[Dataset items]
○ ○ ○ ○ ○ ○ ○

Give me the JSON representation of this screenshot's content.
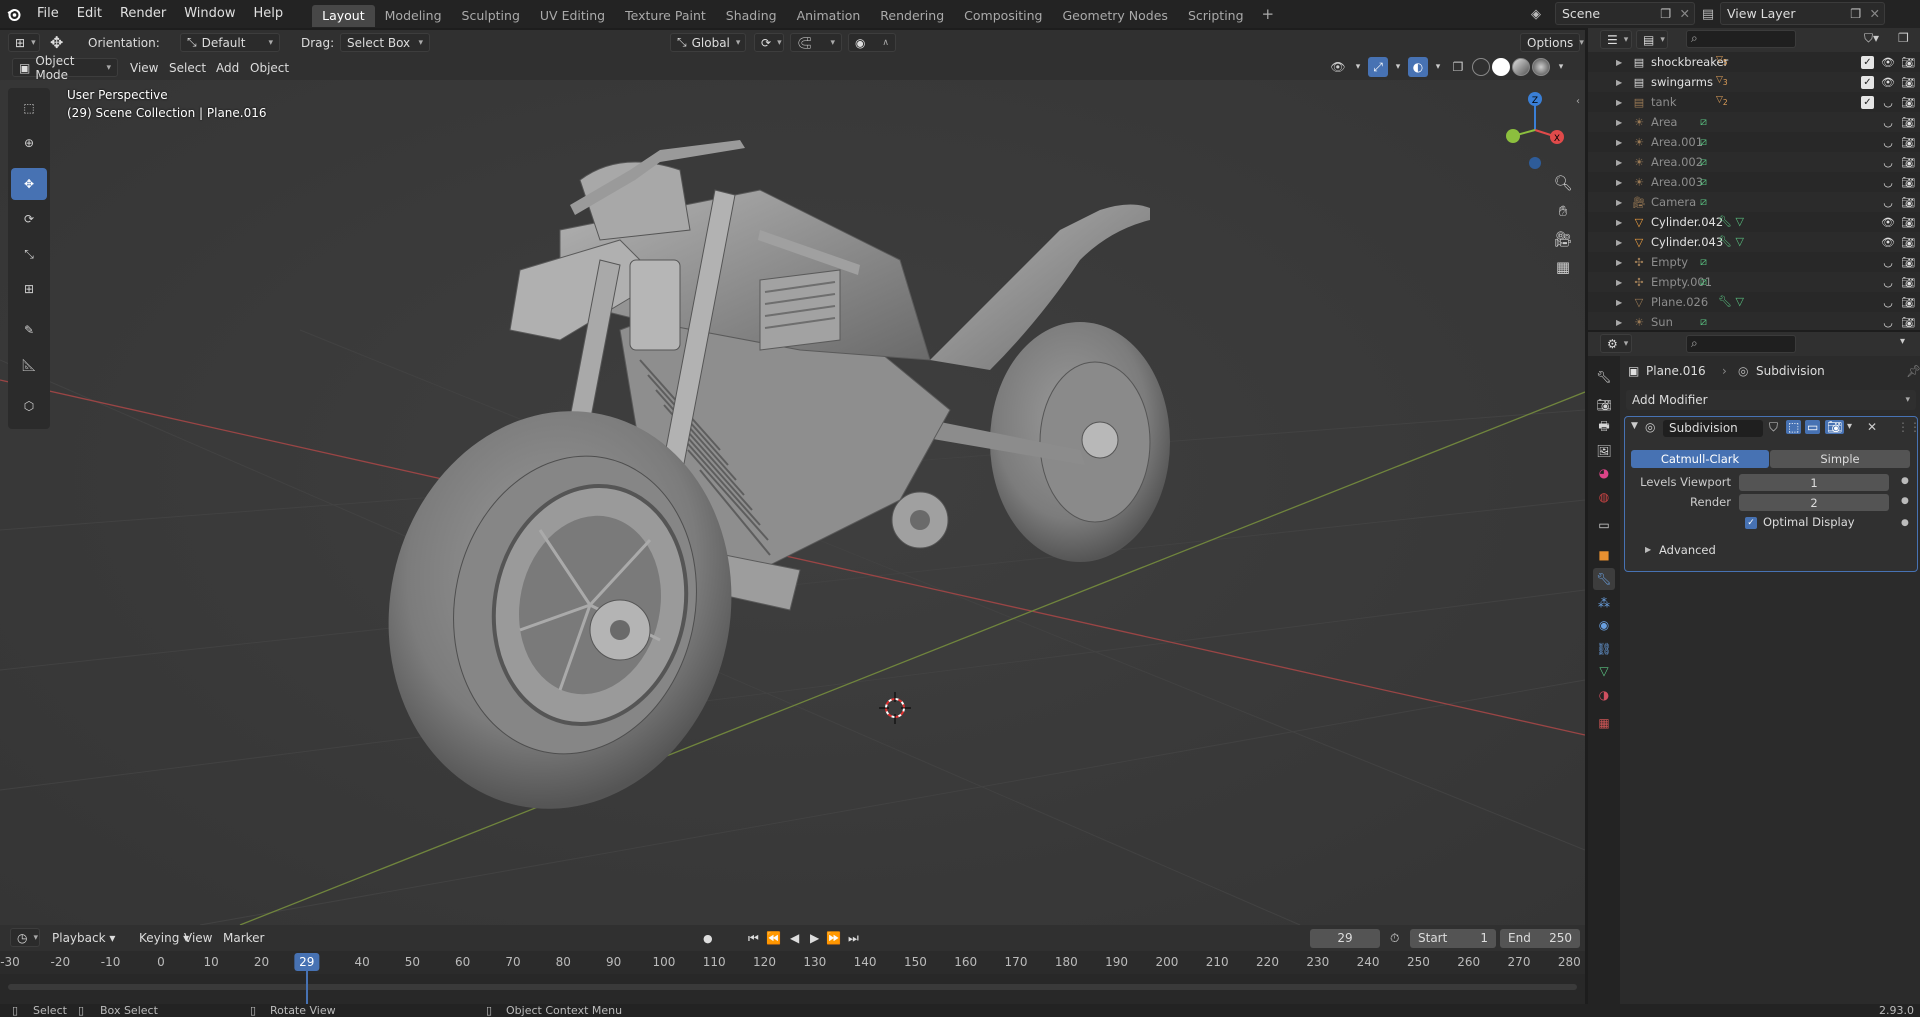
{
  "topbar": {
    "menus": [
      "File",
      "Edit",
      "Render",
      "Window",
      "Help"
    ],
    "workspaces": [
      "Layout",
      "Modeling",
      "Sculpting",
      "UV Editing",
      "Texture Paint",
      "Shading",
      "Animation",
      "Rendering",
      "Compositing",
      "Geometry Nodes",
      "Scripting"
    ],
    "active_workspace": "Layout",
    "scene": "Scene",
    "view_layer": "View Layer"
  },
  "viewport": {
    "orientation_label": "Orientation:",
    "orientation_value": "Default",
    "drag_label": "Drag:",
    "drag_value": "Select Box",
    "transform_orientation": "Global",
    "options": "Options",
    "mode": "Object Mode",
    "menus": [
      "View",
      "Select",
      "Add",
      "Object"
    ],
    "perspective": "User Perspective",
    "collection_info": "(29) Scene Collection | Plane.016",
    "gizmo": {
      "x": "X",
      "y": "Y",
      "z": "Z"
    }
  },
  "timeline": {
    "menus": [
      "Playback",
      "Keying",
      "View",
      "Marker"
    ],
    "current_frame": "29",
    "start_label": "Start",
    "start": "1",
    "end_label": "End",
    "end": "250",
    "ruler": [
      "-30",
      "-20",
      "-10",
      "0",
      "10",
      "20",
      "29",
      "40",
      "50",
      "60",
      "70",
      "80",
      "90",
      "100",
      "110",
      "120",
      "130",
      "140",
      "150",
      "160",
      "170",
      "180",
      "190",
      "200",
      "210",
      "220",
      "230",
      "240",
      "250",
      "260",
      "270",
      "280"
    ]
  },
  "statusbar": {
    "select": "Select",
    "box_select": "Box Select",
    "rotate_view": "Rotate View",
    "context_menu": "Object Context Menu",
    "version": "2.93.0"
  },
  "outliner": {
    "rows": [
      {
        "name": "shockbreaker",
        "type": "collection",
        "badge": "5",
        "checked": true,
        "dim": false
      },
      {
        "name": "swingarms",
        "type": "collection",
        "badge": "3",
        "checked": true,
        "dim": false
      },
      {
        "name": "tank",
        "type": "collection",
        "badge": "2",
        "checked": true,
        "dim": true
      },
      {
        "name": "Area",
        "type": "light",
        "dim": true
      },
      {
        "name": "Area.001",
        "type": "light",
        "dim": true
      },
      {
        "name": "Area.002",
        "type": "light",
        "dim": true
      },
      {
        "name": "Area.003",
        "type": "light",
        "dim": true
      },
      {
        "name": "Camera",
        "type": "camera",
        "dim": true
      },
      {
        "name": "Cylinder.042",
        "type": "mesh",
        "dim": false
      },
      {
        "name": "Cylinder.043",
        "type": "mesh",
        "dim": false
      },
      {
        "name": "Empty",
        "type": "empty",
        "dim": true
      },
      {
        "name": "Empty.001",
        "type": "empty",
        "dim": true
      },
      {
        "name": "Plane.026",
        "type": "mesh",
        "dim": true
      },
      {
        "name": "Sun",
        "type": "light",
        "dim": true
      }
    ]
  },
  "properties": {
    "object": "Plane.016",
    "modifier_crumb": "Subdivision",
    "add_modifier": "Add Modifier",
    "modifier": {
      "name": "Subdivision",
      "catmull": "Catmull-Clark",
      "simple": "Simple",
      "levels_label": "Levels Viewport",
      "levels_value": "1",
      "render_label": "Render",
      "render_value": "2",
      "optimal_display": "Optimal Display",
      "advanced": "Advanced"
    }
  },
  "colors": {
    "accent": "#4772b3",
    "background": "#393939",
    "x_axis": "#e04a4a",
    "y_axis": "#8cbf3e",
    "z_axis": "#3a7fd6"
  }
}
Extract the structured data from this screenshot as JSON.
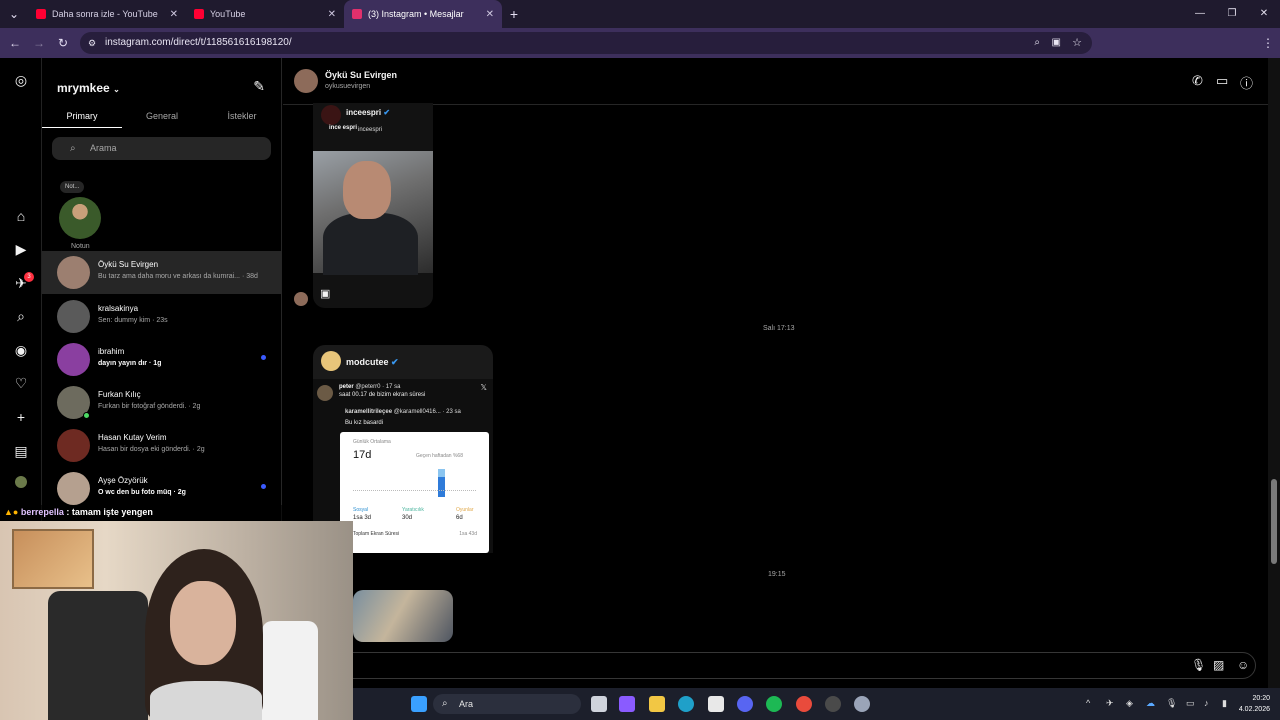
{
  "browser": {
    "tabs": [
      {
        "title": "Daha sonra izle - YouTube",
        "color": "#ff0033"
      },
      {
        "title": "YouTube",
        "color": "#ff0033"
      },
      {
        "title": "(3) Instagram • Mesajlar",
        "color": "#e1306c"
      }
    ],
    "new_tab": "+",
    "url": "instagram.com/direct/t/118561616198120/",
    "accent": "#3d2f5c"
  },
  "sidebar": {
    "username": "mrymkee",
    "tabs": [
      "Primary",
      "General",
      "İstekler"
    ],
    "active_tab": "Primary",
    "search_placeholder": "Arama",
    "note_bubble": "Not...",
    "note_label": "Notun",
    "notification_badge": "3",
    "conversations": [
      {
        "name": "Öykü Su Evirgen",
        "preview": "Bu tarz ama daha moru ve arkası da kumrai... · 38d",
        "unread": false,
        "selected": true
      },
      {
        "name": "kralsakinya",
        "preview": "Sen: dummy kim · 23s",
        "unread": false,
        "selected": false
      },
      {
        "name": "ibrahim",
        "preview": "dayın yayın dır · 1g",
        "unread": true,
        "selected": false
      },
      {
        "name": "Furkan Kılıç",
        "preview": "Furkan bir fotoğraf gönderdi. · 2g",
        "unread": false,
        "selected": false
      },
      {
        "name": "Hasan Kutay Verim",
        "preview": "Hasan bir dosya eki gönderdi. · 2g",
        "unread": false,
        "selected": false
      },
      {
        "name": "Ayşe Özyörük",
        "preview": "O wc den bu foto müq · 2g",
        "unread": true,
        "selected": false
      }
    ]
  },
  "chat": {
    "name": "Öykü Su Evirgen",
    "handle": "oykusuevirgen",
    "post1": {
      "account": "inceespri",
      "logo": "ince espri",
      "sub": "inceespri"
    },
    "timestamp1": "Salı 17:13",
    "post2": {
      "account": "modcutee",
      "tweet_user": "peter",
      "tweet_handle": "@peterr0 · 17 sa",
      "tweet_text": "saat 00.17 de bizim ekran süresi",
      "quote_user": "karamellitrileçee",
      "quote_handle": "@karamell0416... · 23 sa",
      "quote_text": "Bu kız basardi",
      "card_title": "Günlük Ortalama",
      "card_value": "17d",
      "card_compare": "Geçen haftadan %68",
      "card_labels": [
        "Sosyal",
        "Yaratıcılık",
        "Oyunlar"
      ],
      "card_values": [
        "1sa 3d",
        "30d",
        "6d"
      ],
      "card_total_label": "Toplam Ekran Süresi",
      "card_total_value": "1sa 43d"
    },
    "timestamp2": "19:15"
  },
  "stream_overlay": {
    "user": "berrepella",
    "message": ": tamam işte yengen"
  },
  "taskbar": {
    "search_label": "Ara",
    "time": "20:20",
    "date": "4.02.2026"
  }
}
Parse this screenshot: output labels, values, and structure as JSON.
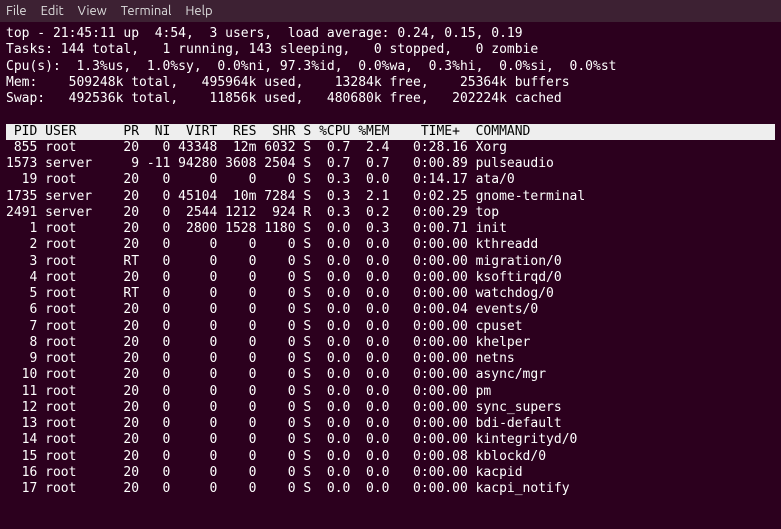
{
  "menu": {
    "file": "File",
    "edit": "Edit",
    "view": "View",
    "terminal": "Terminal",
    "help": "Help"
  },
  "summary": {
    "line1": "top - 21:45:11 up  4:54,  3 users,  load average: 0.24, 0.15, 0.19",
    "line2": "Tasks: 144 total,   1 running, 143 sleeping,   0 stopped,   0 zombie",
    "line3": "Cpu(s):  1.3%us,  1.0%sy,  0.0%ni, 97.3%id,  0.0%wa,  0.3%hi,  0.0%si,  0.0%st",
    "line4": "Mem:    509248k total,   495964k used,    13284k free,    25364k buffers",
    "line5": "Swap:   492536k total,    11856k used,   480680k free,   202224k cached"
  },
  "columns": " PID USER      PR  NI  VIRT  RES  SHR S %CPU %MEM    TIME+  COMMAND            ",
  "rows": [
    " 855 root      20   0 43348  12m 6032 S  0.7  2.4   0:28.16 Xorg",
    "1573 server     9 -11 94280 3608 2504 S  0.7  0.7   0:00.89 pulseaudio",
    "  19 root      20   0     0    0    0 S  0.3  0.0   0:14.17 ata/0",
    "1735 server    20   0 45104  10m 7284 S  0.3  2.1   0:02.25 gnome-terminal",
    "2491 server    20   0  2544 1212  924 R  0.3  0.2   0:00.29 top",
    "   1 root      20   0  2800 1528 1180 S  0.0  0.3   0:00.71 init",
    "   2 root      20   0     0    0    0 S  0.0  0.0   0:00.00 kthreadd",
    "   3 root      RT   0     0    0    0 S  0.0  0.0   0:00.00 migration/0",
    "   4 root      20   0     0    0    0 S  0.0  0.0   0:00.00 ksoftirqd/0",
    "   5 root      RT   0     0    0    0 S  0.0  0.0   0:00.00 watchdog/0",
    "   6 root      20   0     0    0    0 S  0.0  0.0   0:00.04 events/0",
    "   7 root      20   0     0    0    0 S  0.0  0.0   0:00.00 cpuset",
    "   8 root      20   0     0    0    0 S  0.0  0.0   0:00.00 khelper",
    "   9 root      20   0     0    0    0 S  0.0  0.0   0:00.00 netns",
    "  10 root      20   0     0    0    0 S  0.0  0.0   0:00.00 async/mgr",
    "  11 root      20   0     0    0    0 S  0.0  0.0   0:00.00 pm",
    "  12 root      20   0     0    0    0 S  0.0  0.0   0:00.00 sync_supers",
    "  13 root      20   0     0    0    0 S  0.0  0.0   0:00.00 bdi-default",
    "  14 root      20   0     0    0    0 S  0.0  0.0   0:00.00 kintegrityd/0",
    "  15 root      20   0     0    0    0 S  0.0  0.0   0:00.08 kblockd/0",
    "  16 root      20   0     0    0    0 S  0.0  0.0   0:00.00 kacpid",
    "  17 root      20   0     0    0    0 S  0.0  0.0   0:00.00 kacpi_notify"
  ]
}
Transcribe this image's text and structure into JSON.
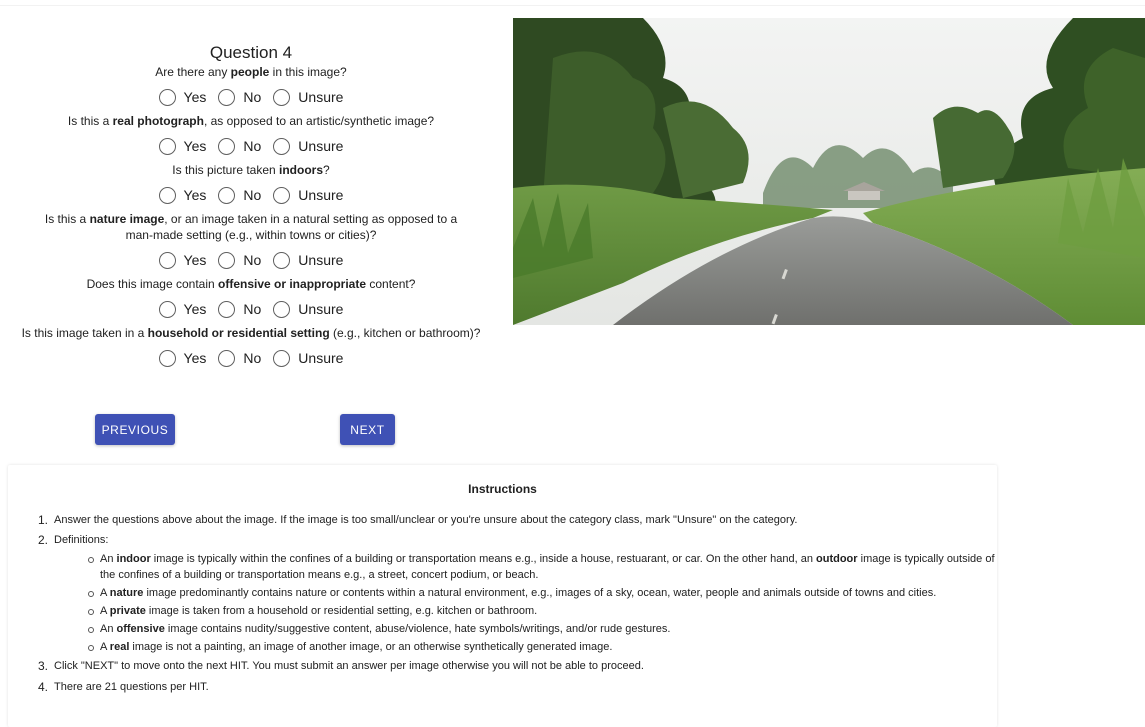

○ ○ ○ ○ ○ ○ ○

WRITTEN REQUEST: Identify the lines that hold the word "this". Copy every one of them.

TASK OUTPUT:
Give me the JSON representation of this screenshot's content.
Extract the structured data from this screenshot as JSON.
Parse this screenshot: output labels, values, and structure as JSON.
Transcribe this image's text and structure into JSON.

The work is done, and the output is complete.